Dataset entries
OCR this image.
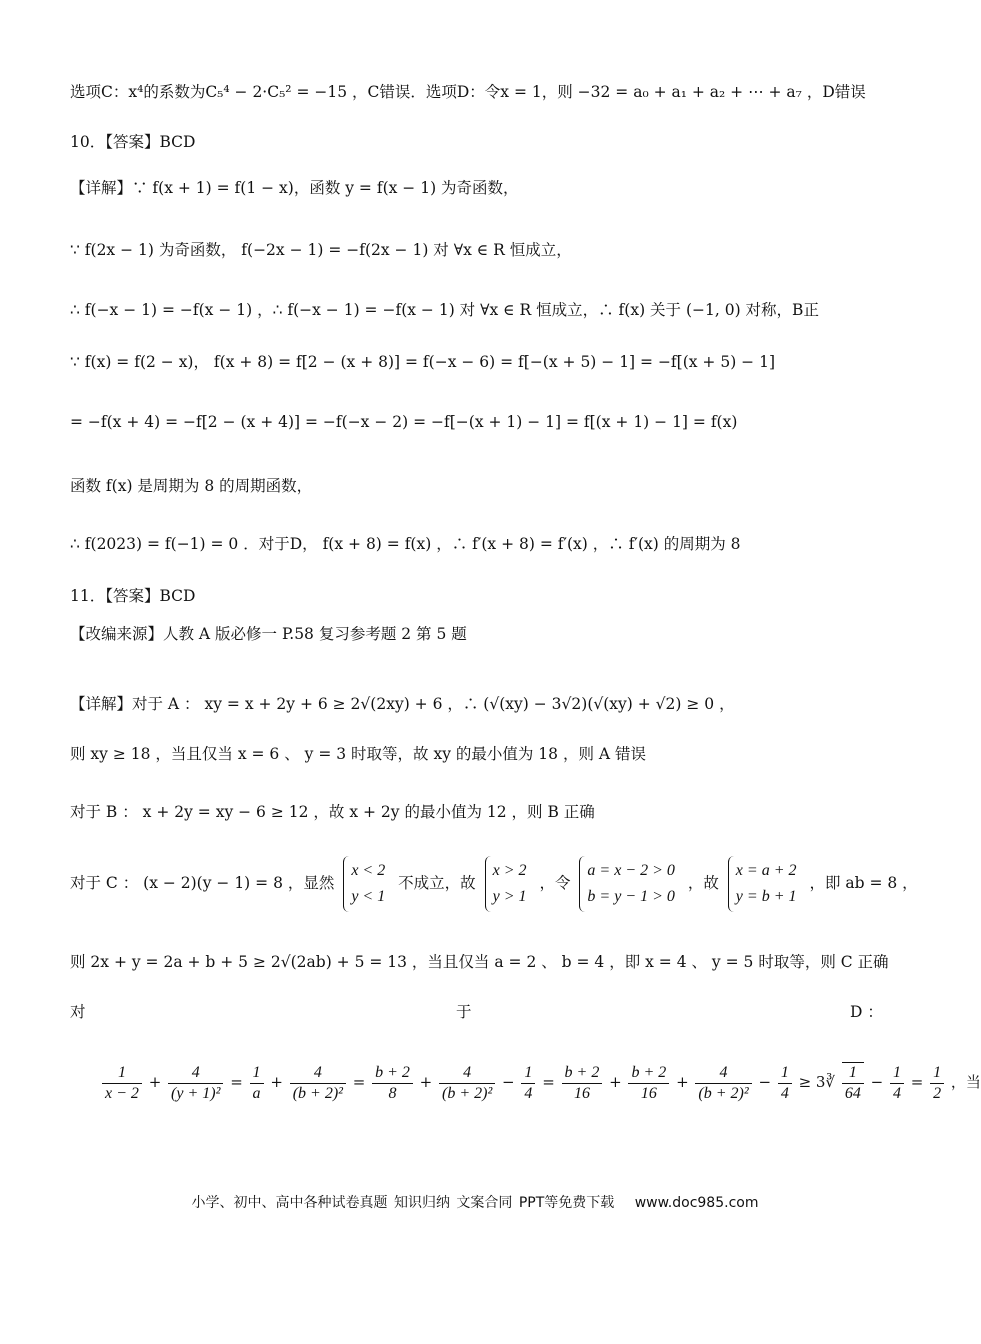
选项C：x⁴的系数为C₅⁴ − 2·C₅² = −15 ，C错误．选项D：令x = 1，则 −32 = a₀ + a₁ + a₂ + ⋯ + a₇ ，D错误
10．【答案】BCD
【详解】∵ f(x + 1) = f(1 − x)，函数 y = f(x − 1) 为奇函数，
∵ f(2x − 1) 为奇函数， f(−2x − 1) = −f(2x − 1) 对 ∀x ∈ R 恒成立，
∴ f(−x − 1) = −f(x − 1) ，∴ f(−x − 1) = −f(x − 1) 对 ∀x ∈ R 恒成立，∴ f(x) 关于 (−1, 0) 对称，B正
∵ f(x) = f(2 − x)， f(x + 8) = f[2 − (x + 8)] = f(−x − 6) = f[−(x + 5) − 1] = −f[(x + 5) − 1]
= −f(x + 4) = −f[2 − (x + 4)] = −f(−x − 2) = −f[−(x + 1) − 1] = f[(x + 1) − 1] = f(x)
函数 f(x) 是周期为 8 的周期函数，
∴ f(2023) = f(−1) = 0 ．对于D， f(x + 8) = f(x) ，∴ f′(x + 8) = f′(x) ，∴ f′(x) 的周期为 8
11．【答案】BCD
【改编来源】人教 A 版必修一 P.58 复习参考题 2 第 5 题
【详解】对于 A ： xy = x + 2y + 6 ≥ 2√(2xy) + 6 ，∴ (√(xy) − 3√2)(√(xy) + √2) ≥ 0 ，
则 xy ≥ 18 ，当且仅当 x = 6 、 y = 3 时取等，故 xy 的最小值为 18 ，则 A 错误
对于 B ： x + 2y = xy − 6 ≥ 12 ，故 x + 2y 的最小值为 12 ，则 B 正确
对于 C ： (x − 2)(y − 1) = 8 ，显然
x < 2
y < 1
不成立，故
x > 2
y > 1
，令
a = x − 2 > 0
b = y − 1 > 0
，故
x = a + 2
y = b + 1
，即 ab = 8 ，
则 2x + y = 2a + b + 5 ≥ 2√(2ab) + 5 = 13 ，当且仅当 a = 2 、 b = 4 ，即 x = 4 、 y = 5 时取等，则 C 正确
对	于	D ：
$\frac{1}{x - 2} + \frac{4}{\text{(y + 1)²}} = \frac{1}{a} + \frac{4}{\text{(b + 2)²}} = \frac{b + 2}{8} + \frac{4}{\text{(b + 2)²}} - \frac{1}{4} = \frac{b + 2}{16} + \frac{b + 2}{16} + \frac{4}{\text{(b + 2)²}} - \frac{1}{4}$ ≥ 3∛ $\frac{1}{64} - \frac{1}{4} = \frac{1}{2}$ ，当
小学、初中、高中各种试卷真题 知识归纳 文案合同 PPT等免费下载　 www.doc985.com
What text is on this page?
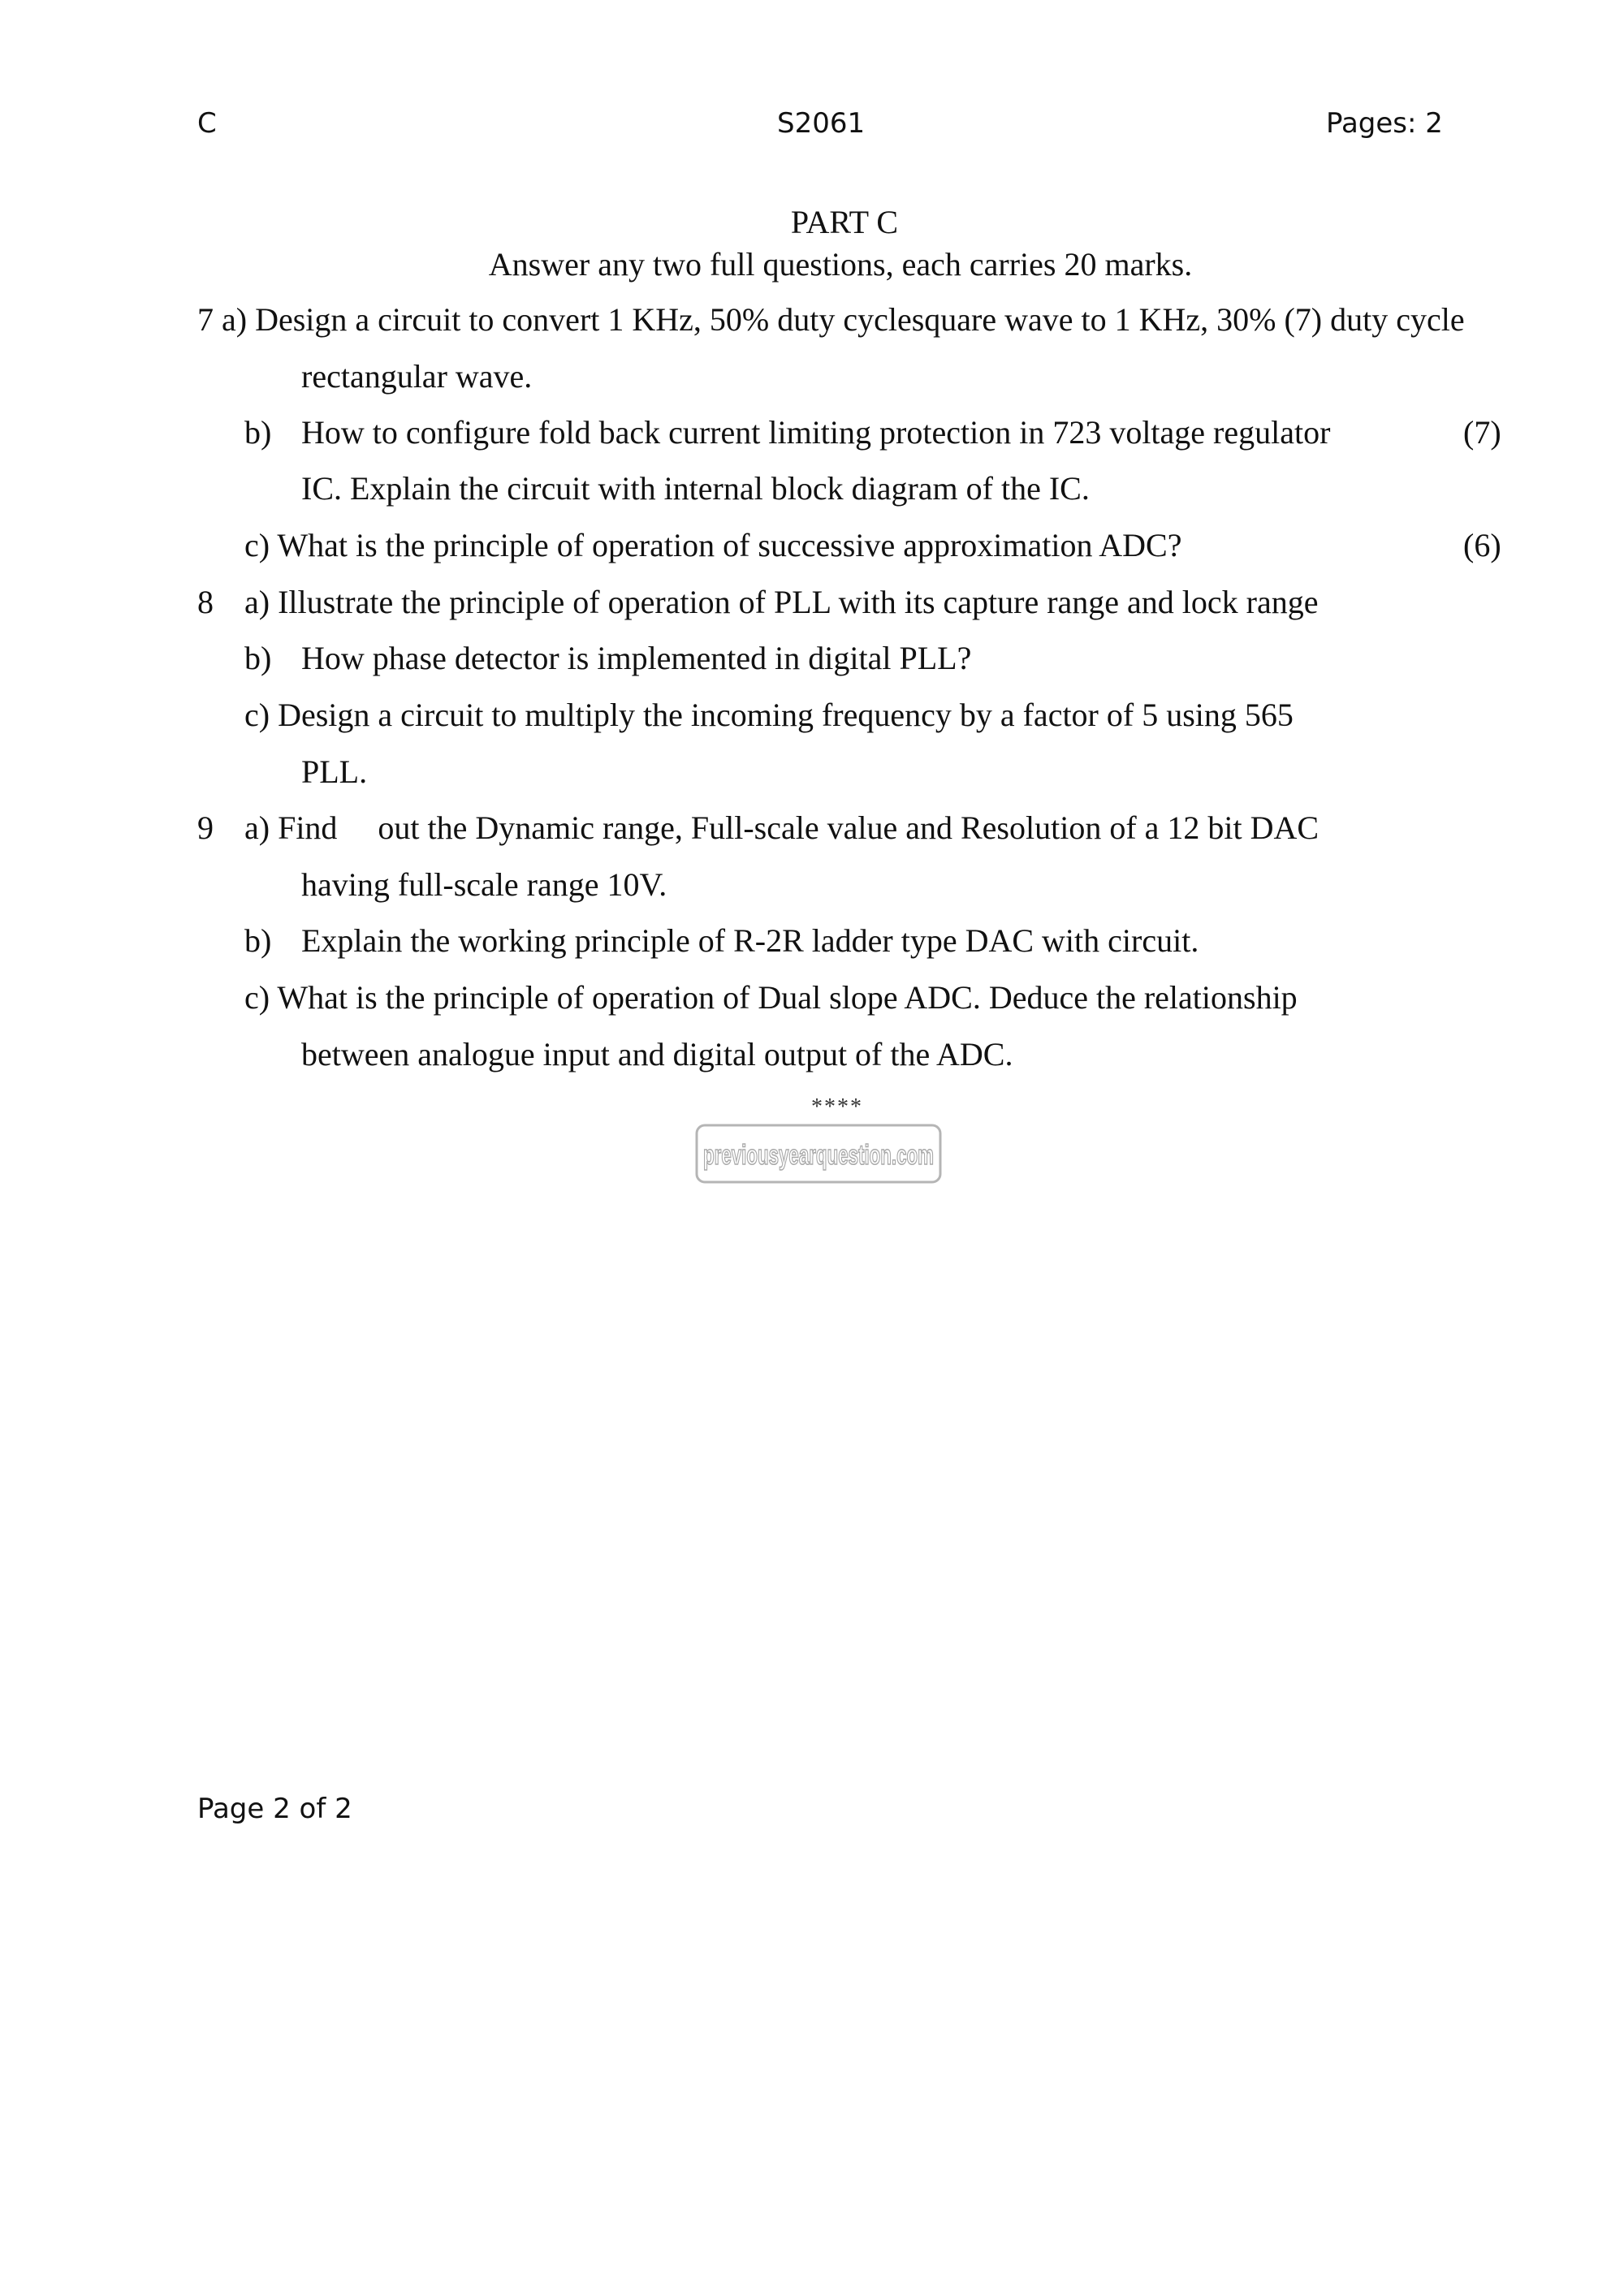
C	S2061	Pages: 2
PART C
Answer any two full questions, each carries 20 marks.
7 a) Design a circuit to convert 1 KHz, 50% duty cyclesquare wave to 1 KHz, 30% (7) duty cycle
rectangular wave.
b) How to configure fold back current limiting protection in 723 voltage regulator	(7)
IC. Explain the circuit with internal block diagram of the IC.
c) What is the principle of operation of successive approximation ADC?	(6)
8 a) Illustrate the principle of operation of PLL with its capture range and lock range
b) How phase detector is implemented in digital PLL?
c) Design a circuit to multiply the incoming frequency by a factor of 5 using 565
PLL.
9 a) Find     out the Dynamic range, Full-scale value and Resolution of a 12 bit DAC
having full-scale range 10V.
b) Explain the working principle of R-2R ladder type DAC with circuit.
c) What is the principle of operation of Dual slope ADC. Deduce the relationship
between analogue input and digital output of the ADC.
****
previousyearquestion.com
Page 2 of 2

WORK INSTRUCTIONS
Tally up the lines with the word "当且仅当" in them, and answer with that number by itself.

TASK OUTPUT
2